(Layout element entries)
※ ※ ※
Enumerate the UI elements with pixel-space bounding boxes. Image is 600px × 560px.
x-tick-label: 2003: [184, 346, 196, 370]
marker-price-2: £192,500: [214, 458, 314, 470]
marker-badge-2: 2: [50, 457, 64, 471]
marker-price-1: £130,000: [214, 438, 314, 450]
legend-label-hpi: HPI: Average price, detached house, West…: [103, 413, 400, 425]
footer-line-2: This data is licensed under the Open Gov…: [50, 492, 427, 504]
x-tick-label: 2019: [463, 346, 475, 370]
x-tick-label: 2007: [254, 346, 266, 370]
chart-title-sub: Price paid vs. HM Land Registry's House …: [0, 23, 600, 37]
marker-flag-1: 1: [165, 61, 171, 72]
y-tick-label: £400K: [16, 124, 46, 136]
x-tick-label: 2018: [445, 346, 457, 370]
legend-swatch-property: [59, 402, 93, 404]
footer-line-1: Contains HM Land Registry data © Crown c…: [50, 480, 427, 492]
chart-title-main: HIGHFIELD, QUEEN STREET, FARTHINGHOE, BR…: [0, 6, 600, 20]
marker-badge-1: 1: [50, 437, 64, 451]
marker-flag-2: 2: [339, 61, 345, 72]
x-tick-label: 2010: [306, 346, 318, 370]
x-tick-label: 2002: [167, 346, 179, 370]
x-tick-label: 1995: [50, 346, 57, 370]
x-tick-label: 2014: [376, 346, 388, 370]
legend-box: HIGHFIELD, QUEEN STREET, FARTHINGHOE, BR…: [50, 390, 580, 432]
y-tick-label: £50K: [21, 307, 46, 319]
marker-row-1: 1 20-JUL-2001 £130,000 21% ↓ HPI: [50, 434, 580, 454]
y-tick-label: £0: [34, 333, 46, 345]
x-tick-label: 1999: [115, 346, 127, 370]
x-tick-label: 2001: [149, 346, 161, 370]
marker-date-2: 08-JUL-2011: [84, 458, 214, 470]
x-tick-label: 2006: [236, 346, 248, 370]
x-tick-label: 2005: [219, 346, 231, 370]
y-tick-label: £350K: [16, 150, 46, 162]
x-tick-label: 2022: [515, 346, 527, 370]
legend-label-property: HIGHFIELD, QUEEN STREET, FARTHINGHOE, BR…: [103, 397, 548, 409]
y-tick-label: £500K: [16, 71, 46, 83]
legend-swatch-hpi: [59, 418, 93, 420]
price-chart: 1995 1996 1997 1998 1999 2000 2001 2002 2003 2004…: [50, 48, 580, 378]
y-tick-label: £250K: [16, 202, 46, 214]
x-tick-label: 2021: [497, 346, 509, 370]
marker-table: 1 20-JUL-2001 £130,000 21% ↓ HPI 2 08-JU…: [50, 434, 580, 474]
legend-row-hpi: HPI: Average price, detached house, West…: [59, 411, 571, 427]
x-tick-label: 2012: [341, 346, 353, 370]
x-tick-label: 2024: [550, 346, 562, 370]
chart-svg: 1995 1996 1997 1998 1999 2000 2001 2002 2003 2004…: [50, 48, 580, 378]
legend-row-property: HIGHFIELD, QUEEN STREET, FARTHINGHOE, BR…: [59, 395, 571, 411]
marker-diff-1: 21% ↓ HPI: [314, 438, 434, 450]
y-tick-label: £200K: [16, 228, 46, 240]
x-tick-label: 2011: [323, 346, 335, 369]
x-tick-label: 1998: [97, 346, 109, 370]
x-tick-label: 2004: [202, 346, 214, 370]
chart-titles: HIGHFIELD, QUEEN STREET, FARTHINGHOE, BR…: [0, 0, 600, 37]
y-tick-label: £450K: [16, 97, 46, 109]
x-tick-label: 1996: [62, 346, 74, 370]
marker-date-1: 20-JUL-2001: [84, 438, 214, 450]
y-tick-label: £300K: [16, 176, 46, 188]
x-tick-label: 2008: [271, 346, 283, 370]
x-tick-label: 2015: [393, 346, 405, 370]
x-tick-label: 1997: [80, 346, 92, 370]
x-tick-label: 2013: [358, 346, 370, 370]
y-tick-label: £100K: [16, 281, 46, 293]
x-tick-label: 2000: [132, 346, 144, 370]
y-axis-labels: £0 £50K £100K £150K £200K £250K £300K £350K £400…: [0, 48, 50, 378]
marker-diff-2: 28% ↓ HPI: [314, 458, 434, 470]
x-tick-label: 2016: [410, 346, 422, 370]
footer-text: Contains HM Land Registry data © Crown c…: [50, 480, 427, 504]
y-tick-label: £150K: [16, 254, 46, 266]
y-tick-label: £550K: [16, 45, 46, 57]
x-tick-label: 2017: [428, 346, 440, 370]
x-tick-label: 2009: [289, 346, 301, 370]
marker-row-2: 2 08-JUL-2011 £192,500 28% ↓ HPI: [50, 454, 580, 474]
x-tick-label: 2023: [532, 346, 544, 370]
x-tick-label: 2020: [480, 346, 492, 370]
※ ※ ※
## Request:
Reproduce all of the lines above, substituting "x-axis-label" for every occurrence of "x-tick-label" and leaving everything else unchanged.

## Complete answer:
Enumerate the UI elements with pixel-space bounding boxes. Image is 600px × 560px.
x-axis-label: 2003: [184, 346, 196, 370]
marker-price-2: £192,500: [214, 458, 314, 470]
marker-badge-2: 2: [50, 457, 64, 471]
marker-price-1: £130,000: [214, 438, 314, 450]
legend-label-hpi: HPI: Average price, detached house, West…: [103, 413, 400, 425]
footer-line-2: This data is licensed under the Open Gov…: [50, 492, 427, 504]
x-axis-label: 2019: [463, 346, 475, 370]
x-axis-label: 2007: [254, 346, 266, 370]
chart-title-sub: Price paid vs. HM Land Registry's House …: [0, 23, 600, 37]
marker-flag-1: 1: [165, 61, 171, 72]
y-tick-label: £400K: [16, 124, 46, 136]
x-axis-label: 2018: [445, 346, 457, 370]
legend-swatch-property: [59, 402, 93, 404]
footer-line-1: Contains HM Land Registry data © Crown c…: [50, 480, 427, 492]
chart-title-main: HIGHFIELD, QUEEN STREET, FARTHINGHOE, BR…: [0, 6, 600, 20]
marker-badge-1: 1: [50, 437, 64, 451]
marker-flag-2: 2: [339, 61, 345, 72]
x-axis-label: 2010: [306, 346, 318, 370]
x-axis-label: 2002: [167, 346, 179, 370]
x-axis-label: 1995: [50, 346, 57, 370]
x-axis-label: 2014: [376, 346, 388, 370]
legend-box: HIGHFIELD, QUEEN STREET, FARTHINGHOE, BR…: [50, 390, 580, 432]
y-tick-label: £50K: [21, 307, 46, 319]
marker-row-1: 1 20-JUL-2001 £130,000 21% ↓ HPI: [50, 434, 580, 454]
y-tick-label: £0: [34, 333, 46, 345]
x-axis-label: 1999: [115, 346, 127, 370]
x-axis-label: 2001: [149, 346, 161, 370]
marker-date-2: 08-JUL-2011: [84, 458, 214, 470]
x-axis-label: 2006: [236, 346, 248, 370]
x-axis-label: 2005: [219, 346, 231, 370]
y-tick-label: £350K: [16, 150, 46, 162]
x-axis-label: 2022: [515, 346, 527, 370]
legend-label-property: HIGHFIELD, QUEEN STREET, FARTHINGHOE, BR…: [103, 397, 548, 409]
y-tick-label: £500K: [16, 71, 46, 83]
legend-swatch-hpi: [59, 418, 93, 420]
price-chart: 1995 1996 1997 1998 1999 2000 2001 2002 2003 2004…: [50, 48, 580, 378]
y-tick-label: £250K: [16, 202, 46, 214]
x-axis-label: 2021: [497, 346, 509, 370]
marker-table: 1 20-JUL-2001 £130,000 21% ↓ HPI 2 08-JU…: [50, 434, 580, 474]
legend-row-hpi: HPI: Average price, detached house, West…: [59, 411, 571, 427]
x-axis-label: 2012: [341, 346, 353, 370]
x-axis-label: 2024: [550, 346, 562, 370]
chart-svg: 1995 1996 1997 1998 1999 2000 2001 2002 2003 2004…: [50, 48, 580, 378]
legend-row-property: HIGHFIELD, QUEEN STREET, FARTHINGHOE, BR…: [59, 395, 571, 411]
marker-diff-1: 21% ↓ HPI: [314, 438, 434, 450]
y-tick-label: £200K: [16, 228, 46, 240]
x-axis-label: 2011: [323, 346, 335, 369]
x-axis-label: 1998: [97, 346, 109, 370]
x-axis-label: 2004: [202, 346, 214, 370]
chart-titles: HIGHFIELD, QUEEN STREET, FARTHINGHOE, BR…: [0, 0, 600, 37]
y-tick-label: £450K: [16, 97, 46, 109]
x-axis-label: 1996: [62, 346, 74, 370]
marker-date-1: 20-JUL-2001: [84, 438, 214, 450]
y-tick-label: £300K: [16, 176, 46, 188]
x-axis-label: 2008: [271, 346, 283, 370]
x-axis-label: 2015: [393, 346, 405, 370]
x-axis-label: 1997: [80, 346, 92, 370]
x-axis-label: 2013: [358, 346, 370, 370]
y-tick-label: £100K: [16, 281, 46, 293]
x-axis-label: 2000: [132, 346, 144, 370]
y-axis-labels: £0 £50K £100K £150K £200K £250K £300K £350K £400…: [0, 48, 50, 378]
marker-diff-2: 28% ↓ HPI: [314, 458, 434, 470]
x-axis-label: 2016: [410, 346, 422, 370]
footer-text: Contains HM Land Registry data © Crown c…: [50, 480, 427, 504]
y-tick-label: £150K: [16, 254, 46, 266]
y-tick-label: £550K: [16, 45, 46, 57]
x-axis-label: 2017: [428, 346, 440, 370]
x-axis-label: 2009: [289, 346, 301, 370]
marker-row-2: 2 08-JUL-2011 £192,500 28% ↓ HPI: [50, 454, 580, 474]
x-axis-label: 2023: [532, 346, 544, 370]
x-axis-label: 2020: [480, 346, 492, 370]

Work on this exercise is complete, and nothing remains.